→ **EXERCISE DETAILS**
Print these lines exactly, everything from the one containing "current-change: ( 0.97%)" down to the one containing "high-annotation: 24,100(15.31% 2021/02/02)", both included.

→ **INFORMATION PROVIDED**
■ ■ ■ ■ ■ ■ ■
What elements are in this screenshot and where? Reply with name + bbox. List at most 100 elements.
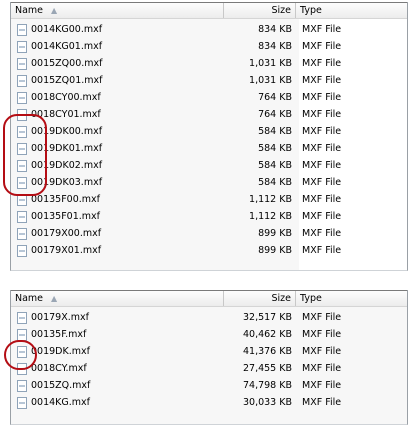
file-row[interactable]: 0019DK03.mxf 584 KB MXF File [11, 174, 407, 191]
column-header-size-label: Size [271, 5, 291, 16]
file-row[interactable]: 0014KG01.mxf 834 KB MXF File [11, 38, 407, 55]
file-row[interactable]: 0015ZQ00.mxf 1,031 KB MXF File [11, 55, 407, 72]
file-row[interactable]: 0019DK02.mxf 584 KB MXF File [11, 157, 407, 174]
file-list-bottom: Name ▲ Size Type 00179X.mxf 32,517 KB MXF … [10, 290, 408, 425]
file-row[interactable]: 0014KG.mxf 30,033 KB MXF File [11, 394, 407, 411]
file-name: 0019DK00.mxf [31, 126, 103, 137]
file-row[interactable]: 0014KG00.mxf 834 KB MXF File [11, 21, 407, 38]
file-list-top: Name ▲ Size Type 0014KG00.mxf 834 KB MXF F… [10, 2, 408, 271]
file-size: 584 KB [258, 177, 292, 188]
mxf-file-icon [17, 159, 27, 172]
column-header-size-label: Size [271, 293, 291, 304]
file-name: 0015ZQ.mxf [31, 380, 91, 391]
mxf-file-icon [17, 193, 27, 206]
mxf-file-icon [17, 40, 27, 53]
file-size: 27,455 KB [242, 363, 292, 374]
mxf-file-icon [17, 176, 27, 189]
file-row[interactable]: 0015ZQ.mxf 74,798 KB MXF File [11, 377, 407, 394]
mxf-file-icon [17, 379, 27, 392]
file-size: 32,517 KB [242, 312, 292, 323]
mxf-file-icon [17, 311, 27, 324]
file-type: MXF File [302, 380, 342, 391]
file-size: 584 KB [258, 143, 292, 154]
file-type: MXF File [302, 126, 342, 137]
column-header-type[interactable]: Type [296, 3, 407, 18]
file-rows-bottom: 00179X.mxf 32,517 KB MXF File 00135F.mxf 40… [11, 307, 407, 411]
mxf-file-icon [17, 328, 27, 341]
file-type: MXF File [302, 109, 342, 120]
mxf-file-icon [17, 74, 27, 87]
file-row[interactable]: 0018CY00.mxf 764 KB MXF File [11, 89, 407, 106]
file-size: 899 KB [258, 228, 292, 239]
file-type: MXF File [302, 228, 342, 239]
file-row[interactable]: 00135F01.mxf 1,112 KB MXF File [11, 208, 407, 225]
file-size: 764 KB [258, 92, 292, 103]
column-header-name[interactable]: Name ▲ [11, 291, 224, 306]
file-name: 00179X01.mxf [31, 245, 102, 256]
mxf-file-icon [17, 57, 27, 70]
column-header-type-label: Type [300, 5, 322, 16]
sort-ascending-icon: ▲ [51, 6, 58, 15]
mxf-file-icon [17, 396, 27, 409]
column-header-name[interactable]: Name ▲ [11, 3, 224, 18]
file-name: 00135F01.mxf [31, 211, 101, 222]
file-row[interactable]: 0018CY.mxf 27,455 KB MXF File [11, 360, 407, 377]
file-size: 1,031 KB [249, 58, 292, 69]
file-size: 30,033 KB [242, 397, 292, 408]
column-header-type[interactable]: Type [296, 291, 407, 306]
file-size: 41,376 KB [242, 346, 292, 357]
file-size: 1,031 KB [249, 75, 292, 86]
file-type: MXF File [302, 211, 342, 222]
file-name: 0015ZQ00.mxf [31, 58, 103, 69]
file-type: MXF File [302, 363, 342, 374]
mxf-file-icon [17, 23, 27, 36]
file-type: MXF File [302, 160, 342, 171]
column-header-size[interactable]: Size [224, 291, 296, 306]
mxf-file-icon [17, 210, 27, 223]
file-name: 0015ZQ01.mxf [31, 75, 103, 86]
file-type: MXF File [302, 58, 342, 69]
file-row[interactable]: 00135F.mxf 40,462 KB MXF File [11, 326, 407, 343]
file-type: MXF File [302, 41, 342, 52]
column-header-name-label: Name [15, 5, 44, 16]
file-name: 0014KG00.mxf [31, 24, 103, 35]
file-size: 1,112 KB [249, 211, 292, 222]
file-name: 00135F.mxf [31, 329, 87, 340]
file-row[interactable]: 00179X00.mxf 899 KB MXF File [11, 225, 407, 242]
file-row[interactable]: 00135F00.mxf 1,112 KB MXF File [11, 191, 407, 208]
file-row[interactable]: 0019DK01.mxf 584 KB MXF File [11, 140, 407, 157]
file-row[interactable]: 0015ZQ01.mxf 1,031 KB MXF File [11, 72, 407, 89]
file-type: MXF File [302, 143, 342, 154]
file-row[interactable]: 00179X.mxf 32,517 KB MXF File [11, 309, 407, 326]
mxf-file-icon [17, 244, 27, 257]
file-size: 1,112 KB [249, 194, 292, 205]
mxf-file-icon [17, 108, 27, 121]
file-row[interactable]: 0019DK.mxf 41,376 KB MXF File [11, 343, 407, 360]
file-type: MXF File [302, 397, 342, 408]
file-type: MXF File [302, 245, 342, 256]
file-name: 0019DK02.mxf [31, 160, 103, 171]
file-row[interactable]: 0019DK00.mxf 584 KB MXF File [11, 123, 407, 140]
file-row[interactable]: 00179X01.mxf 899 KB MXF File [11, 242, 407, 259]
file-type: MXF File [302, 194, 342, 205]
file-row[interactable]: 0018CY01.mxf 764 KB MXF File [11, 106, 407, 123]
file-name: 0019DK.mxf [31, 346, 90, 357]
file-type: MXF File [302, 92, 342, 103]
mxf-file-icon [17, 142, 27, 155]
column-header-size[interactable]: Size [224, 3, 296, 18]
file-name: 00179X00.mxf [31, 228, 102, 239]
file-type: MXF File [302, 329, 342, 340]
file-name: 0019DK01.mxf [31, 143, 103, 154]
file-name: 0018CY00.mxf [31, 92, 101, 103]
file-name: 0018CY01.mxf [31, 109, 101, 120]
file-size: 584 KB [258, 160, 292, 171]
mxf-file-icon [17, 345, 27, 358]
file-type: MXF File [302, 177, 342, 188]
sort-ascending-icon: ▲ [51, 294, 58, 303]
file-rows-top: 0014KG00.mxf 834 KB MXF File 0014KG01.mxf 8… [11, 19, 407, 259]
file-size: 899 KB [258, 245, 292, 256]
file-size: 834 KB [258, 41, 292, 52]
file-name: 0014KG.mxf [31, 397, 91, 408]
file-size: 40,462 KB [242, 329, 292, 340]
file-type: MXF File [302, 346, 342, 357]
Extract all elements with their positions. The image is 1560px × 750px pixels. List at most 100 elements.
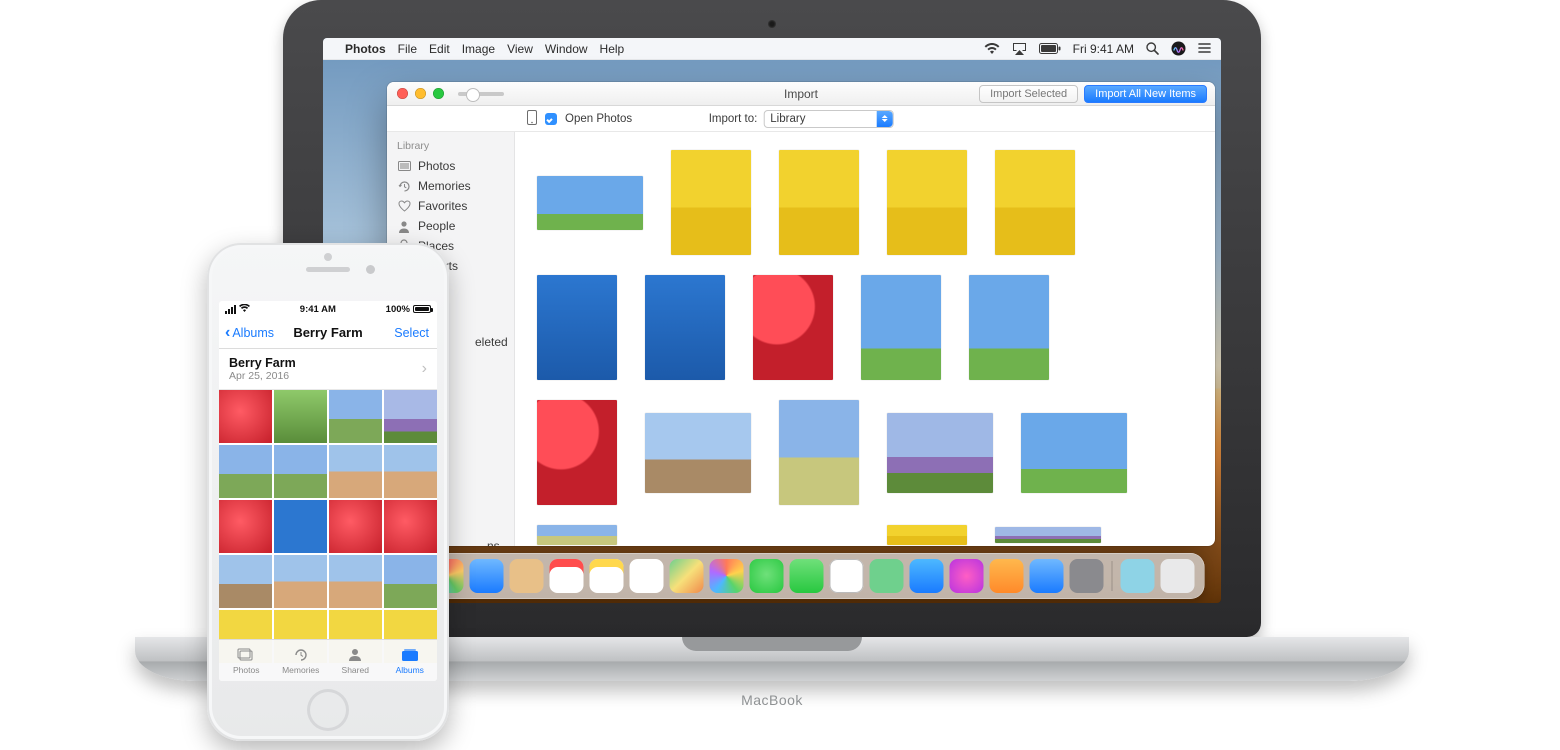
front-camera (366, 265, 375, 274)
photo-thumbnail[interactable] (329, 555, 382, 608)
photo-thumbnail[interactable] (861, 275, 941, 380)
dock-ibooks-icon[interactable] (990, 559, 1024, 593)
menu-edit[interactable]: Edit (429, 42, 450, 56)
window-titlebar[interactable]: Import Import Selected Import All New It… (387, 82, 1215, 106)
album-date: Apr 25, 2016 (229, 370, 296, 382)
home-button[interactable] (307, 689, 349, 731)
tab-label: Memories (282, 665, 319, 675)
ios-nav-bar: ‹ Albums Berry Farm Select (219, 317, 437, 349)
tab-albums[interactable]: Albums (383, 640, 438, 681)
macbook-screen: Photos File Edit Image View Window Help (323, 38, 1221, 603)
photo-thumbnail[interactable] (274, 390, 327, 443)
sidebar-item-memories[interactable]: Memories (387, 176, 514, 196)
tab-shared[interactable]: Shared (328, 640, 383, 681)
tab-memories[interactable]: Memories (274, 640, 329, 681)
spotlight-icon[interactable] (1146, 42, 1159, 55)
close-button[interactable] (397, 88, 408, 99)
dock-numbers-icon[interactable] (870, 559, 904, 593)
menubar-clock[interactable]: Fri 9:41 AM (1073, 42, 1134, 56)
photo-thumbnail[interactable] (384, 445, 437, 498)
dock-keynote-icon[interactable] (910, 559, 944, 593)
photo-thumbnail[interactable] (779, 150, 859, 255)
thumbnail-zoom-slider[interactable] (458, 92, 504, 96)
fullscreen-button[interactable] (433, 88, 444, 99)
dock-photos-icon[interactable] (710, 559, 744, 593)
minimize-button[interactable] (415, 88, 426, 99)
import-toolbar: Open Photos Import to: Library (387, 106, 1215, 132)
photo-thumbnail[interactable] (274, 445, 327, 498)
photo-thumbnail[interactable] (671, 150, 751, 255)
back-button[interactable]: ‹ Albums (225, 325, 274, 341)
photo-thumbnail[interactable] (969, 275, 1049, 380)
tab-photos[interactable]: Photos (219, 640, 274, 681)
chevron-right-icon: › (422, 360, 427, 378)
photo-thumbnail[interactable] (645, 413, 751, 493)
macbook-notch (682, 637, 862, 651)
dock-itunes-icon[interactable] (950, 559, 984, 593)
dock-maps-icon[interactable] (670, 559, 704, 593)
sidebar-item-label: People (418, 219, 455, 233)
photo-thumbnail[interactable] (887, 525, 967, 545)
sidebar-item-favorites[interactable]: Favorites (387, 196, 514, 216)
notification-center-icon[interactable] (1198, 43, 1211, 55)
photo-thumbnail[interactable] (384, 500, 437, 553)
photo-thumbnail[interactable] (384, 555, 437, 608)
open-photos-checkbox[interactable] (545, 113, 557, 125)
photo-grid[interactable] (219, 390, 437, 663)
dock-downloads-icon[interactable] (1121, 559, 1155, 593)
sidebar-item-people[interactable]: People (387, 216, 514, 236)
photo-thumbnail[interactable] (887, 413, 993, 493)
airplay-icon[interactable] (1012, 43, 1027, 55)
photo-thumbnail[interactable] (537, 400, 617, 505)
menu-window[interactable]: Window (545, 42, 588, 56)
photo-thumbnail[interactable] (329, 500, 382, 553)
menu-view[interactable]: View (507, 42, 533, 56)
app-menu[interactable]: Photos (345, 42, 386, 56)
dock-messages-icon[interactable] (750, 559, 784, 593)
dock-facetime-icon[interactable] (790, 559, 824, 593)
siri-icon[interactable] (1171, 41, 1186, 56)
photo-thumbnail[interactable] (995, 527, 1101, 543)
photo-thumbnail[interactable] (645, 275, 725, 380)
dock-mail-icon[interactable] (470, 559, 504, 593)
dock-notes-icon[interactable] (590, 559, 624, 593)
import-grid[interactable] (515, 132, 1215, 546)
photo-thumbnail[interactable] (219, 445, 272, 498)
dock-pages-icon[interactable] (830, 559, 864, 593)
photo-thumbnail[interactable] (537, 275, 617, 380)
photo-thumbnail[interactable] (779, 400, 859, 505)
menu-file[interactable]: File (398, 42, 417, 56)
photo-thumbnail[interactable] (274, 555, 327, 608)
battery-icon[interactable] (1039, 43, 1061, 54)
dock-trash-icon[interactable] (1161, 559, 1195, 593)
album-header-row[interactable]: Berry Farm Apr 25, 2016 › (219, 349, 437, 390)
import-all-new-button[interactable]: Import All New Items (1084, 85, 1207, 103)
photo-thumbnail[interactable] (219, 555, 272, 608)
dock-system-prefs-icon[interactable] (1070, 559, 1104, 593)
import-to-select[interactable]: Library (763, 110, 893, 128)
dock-reminders-icon[interactable] (630, 559, 664, 593)
photo-thumbnail[interactable] (753, 275, 833, 380)
menu-help[interactable]: Help (600, 42, 625, 56)
select-button[interactable]: Select (394, 326, 429, 340)
photo-thumbnail[interactable] (219, 500, 272, 553)
import-selected-button[interactable]: Import Selected (979, 85, 1078, 103)
photo-thumbnail[interactable] (1021, 413, 1127, 493)
dock-calendar-icon[interactable] (550, 559, 584, 593)
wifi-icon[interactable] (984, 43, 1000, 55)
photo-thumbnail[interactable] (995, 150, 1075, 255)
ios-status-bar: 9:41 AM 100% (219, 301, 437, 317)
photo-thumbnail[interactable] (384, 390, 437, 443)
sidebar-item-photos[interactable]: Photos (387, 156, 514, 176)
dock-appstore-icon[interactable] (1030, 559, 1064, 593)
photo-thumbnail[interactable] (537, 176, 643, 230)
dock-contacts-icon[interactable] (510, 559, 544, 593)
photo-thumbnail[interactable] (219, 390, 272, 443)
photo-thumbnail[interactable] (537, 525, 617, 545)
menu-image[interactable]: Image (462, 42, 495, 56)
clock-memories-icon (397, 179, 411, 193)
photo-thumbnail[interactable] (329, 390, 382, 443)
photo-thumbnail[interactable] (329, 445, 382, 498)
photo-thumbnail[interactable] (274, 500, 327, 553)
photo-thumbnail[interactable] (887, 150, 967, 255)
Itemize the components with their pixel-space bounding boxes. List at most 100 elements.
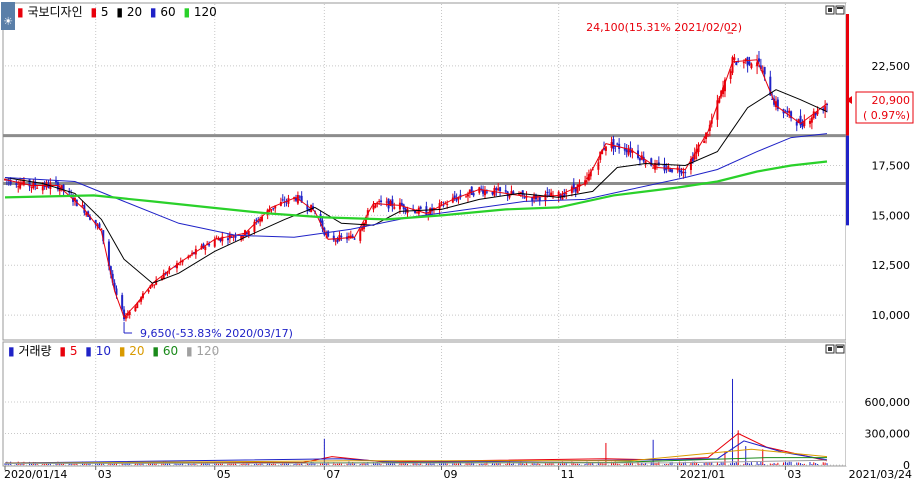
current-change: ( 0.97%) bbox=[863, 109, 910, 122]
candle-body bbox=[757, 58, 760, 62]
candle-body bbox=[576, 184, 579, 194]
candle-body bbox=[638, 158, 641, 161]
candle-body bbox=[495, 188, 498, 191]
candle-body bbox=[472, 193, 475, 196]
candle-body bbox=[391, 199, 394, 207]
candle-body bbox=[387, 198, 390, 209]
candle-body bbox=[36, 187, 39, 189]
candle-body bbox=[795, 121, 798, 126]
candle-body bbox=[298, 196, 301, 198]
vol-legend-5: 5 bbox=[70, 344, 78, 358]
stock-chart: 10,00012,50015,00017,50022,5000300,00060… bbox=[1, 2, 914, 481]
candle-body bbox=[81, 205, 84, 207]
vol-legend-10: 10 bbox=[96, 344, 111, 358]
price-legend: ▮ 국보디자인 ▮ 5 ▮ 20 ▮ 60 ▮ 120 bbox=[17, 5, 217, 19]
x-tick-label: 03 bbox=[787, 468, 801, 481]
candle-body bbox=[446, 204, 449, 206]
candle-body bbox=[41, 186, 44, 191]
candle-body bbox=[17, 186, 20, 188]
candle-body bbox=[470, 186, 473, 195]
candle-body bbox=[204, 246, 207, 251]
candle-body bbox=[380, 200, 383, 203]
legend-ma-60: 60 bbox=[160, 5, 175, 19]
x-tick-label: 09 bbox=[444, 468, 458, 481]
candle-body bbox=[508, 195, 511, 198]
candle-body bbox=[334, 240, 337, 242]
vol-legend-20: 20 bbox=[129, 344, 144, 358]
candle-body bbox=[678, 169, 681, 172]
candle-body bbox=[226, 238, 229, 241]
x-tick-label: 03 bbox=[98, 468, 112, 481]
candle-body bbox=[565, 193, 568, 195]
candle-body bbox=[30, 186, 33, 188]
high-annotation: 24,100(15.31% 2021/02/02) bbox=[586, 21, 742, 34]
candle-body bbox=[338, 235, 341, 241]
candle-body bbox=[255, 219, 258, 221]
candle-body bbox=[491, 191, 494, 195]
candle-body bbox=[270, 209, 273, 211]
maximize-icon[interactable] bbox=[835, 344, 845, 354]
price-y-tick-label: 12,500 bbox=[872, 259, 911, 272]
price-y-tick-label: 10,000 bbox=[872, 309, 911, 322]
candle-body bbox=[680, 170, 683, 174]
candle-body bbox=[652, 167, 655, 169]
price-y-tick-label: 15,000 bbox=[872, 209, 911, 222]
candle-body bbox=[353, 238, 356, 240]
x-tick-label: 2021/03/24 bbox=[849, 468, 912, 481]
candle-body bbox=[523, 197, 526, 199]
sun-icon[interactable]: ☀ bbox=[1, 2, 15, 30]
candle-body bbox=[19, 183, 22, 189]
candle-body bbox=[808, 120, 811, 124]
candle-body bbox=[55, 180, 58, 183]
candle-body bbox=[393, 207, 396, 209]
restore-icon[interactable] bbox=[825, 344, 835, 354]
candle-body bbox=[616, 143, 619, 145]
candle-body bbox=[363, 222, 366, 229]
candle-body bbox=[374, 203, 377, 208]
vol-legend-120: 120 bbox=[196, 344, 219, 358]
legend-marker: ▮ bbox=[85, 344, 92, 358]
candle-body bbox=[121, 295, 124, 310]
candle-body bbox=[15, 183, 18, 185]
candle-body bbox=[627, 150, 630, 155]
price-panel-frame bbox=[2, 2, 847, 341]
restore-icon[interactable] bbox=[825, 5, 835, 15]
candle-body bbox=[272, 207, 275, 209]
candle-body bbox=[419, 206, 422, 209]
candle-body bbox=[810, 117, 813, 123]
x-tick-label: 07 bbox=[326, 468, 340, 481]
x-tick-label: 2020/01/14 bbox=[4, 468, 67, 481]
candle-body bbox=[625, 149, 628, 153]
candle-body bbox=[597, 162, 600, 170]
legend-marker: ▮ bbox=[119, 344, 126, 358]
volume-panel-frame bbox=[2, 341, 847, 467]
legend-marker: ▮ bbox=[116, 5, 123, 19]
legend-marker: ▮ bbox=[90, 5, 97, 19]
candle-body bbox=[153, 284, 156, 286]
candle-body bbox=[604, 146, 607, 151]
candle-body bbox=[332, 235, 335, 241]
maximize-icon[interactable] bbox=[835, 5, 845, 15]
candle-body bbox=[497, 188, 500, 191]
candle-body bbox=[521, 190, 524, 196]
candle-body bbox=[544, 193, 547, 201]
candle-body bbox=[750, 63, 753, 68]
candle-body bbox=[729, 71, 732, 79]
candle-body bbox=[404, 208, 407, 211]
x-tick-label: 05 bbox=[217, 468, 231, 481]
candle-body bbox=[415, 212, 418, 214]
volume-y-tick-label: 600,000 bbox=[865, 396, 911, 409]
candle-body bbox=[684, 172, 687, 174]
current-price: 20,900 bbox=[872, 94, 911, 107]
candle-body bbox=[682, 172, 685, 174]
legend-ma-5: 5 bbox=[101, 5, 109, 19]
candle-body bbox=[756, 62, 759, 67]
candle-body bbox=[788, 110, 791, 114]
candle-body bbox=[378, 200, 381, 202]
volume-title: 거래량 bbox=[18, 344, 51, 358]
legend-marker: ▮ bbox=[17, 5, 24, 19]
candle-body bbox=[359, 229, 362, 241]
x-tick-label: 2021/01 bbox=[680, 468, 726, 481]
legend-ma-20: 20 bbox=[127, 5, 142, 19]
range-bar-down bbox=[846, 135, 849, 226]
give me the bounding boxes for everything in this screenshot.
■ ■ ■ ■ ■ ■ ■
→ **WRITTEN RESPONSE**
current-change: ( 0.97%) bbox=[863, 109, 910, 122]
candle-body bbox=[757, 58, 760, 62]
candle-body bbox=[576, 184, 579, 194]
candle-body bbox=[638, 158, 641, 161]
candle-body bbox=[495, 188, 498, 191]
candle-body bbox=[472, 193, 475, 196]
candle-body bbox=[391, 199, 394, 207]
candle-body bbox=[387, 198, 390, 209]
candle-body bbox=[36, 187, 39, 189]
candle-body bbox=[795, 121, 798, 126]
candle-body bbox=[298, 196, 301, 198]
vol-legend-5: 5 bbox=[70, 344, 78, 358]
stock-chart: 10,00012,50015,00017,50022,5000300,00060… bbox=[1, 2, 914, 481]
candle-body bbox=[81, 205, 84, 207]
vol-legend-10: 10 bbox=[96, 344, 111, 358]
price-legend: ▮ 국보디자인 ▮ 5 ▮ 20 ▮ 60 ▮ 120 bbox=[17, 5, 217, 19]
x-tick-label: 03 bbox=[787, 468, 801, 481]
candle-body bbox=[446, 204, 449, 206]
candle-body bbox=[41, 186, 44, 191]
candle-body bbox=[17, 186, 20, 188]
candle-body bbox=[470, 186, 473, 195]
candle-body bbox=[204, 246, 207, 251]
candle-body bbox=[380, 200, 383, 203]
legend-ma-60: 60 bbox=[160, 5, 175, 19]
x-tick-label: 09 bbox=[444, 468, 458, 481]
candle-body bbox=[508, 195, 511, 198]
candle-body bbox=[334, 240, 337, 242]
vol-legend-20: 20 bbox=[129, 344, 144, 358]
candle-body bbox=[678, 169, 681, 172]
candle-body bbox=[226, 238, 229, 241]
x-tick-label: 03 bbox=[98, 468, 112, 481]
candle-body bbox=[565, 193, 568, 195]
candle-body bbox=[30, 186, 33, 188]
high-annotation: 24,100(15.31% 2021/02/02) bbox=[586, 21, 742, 34]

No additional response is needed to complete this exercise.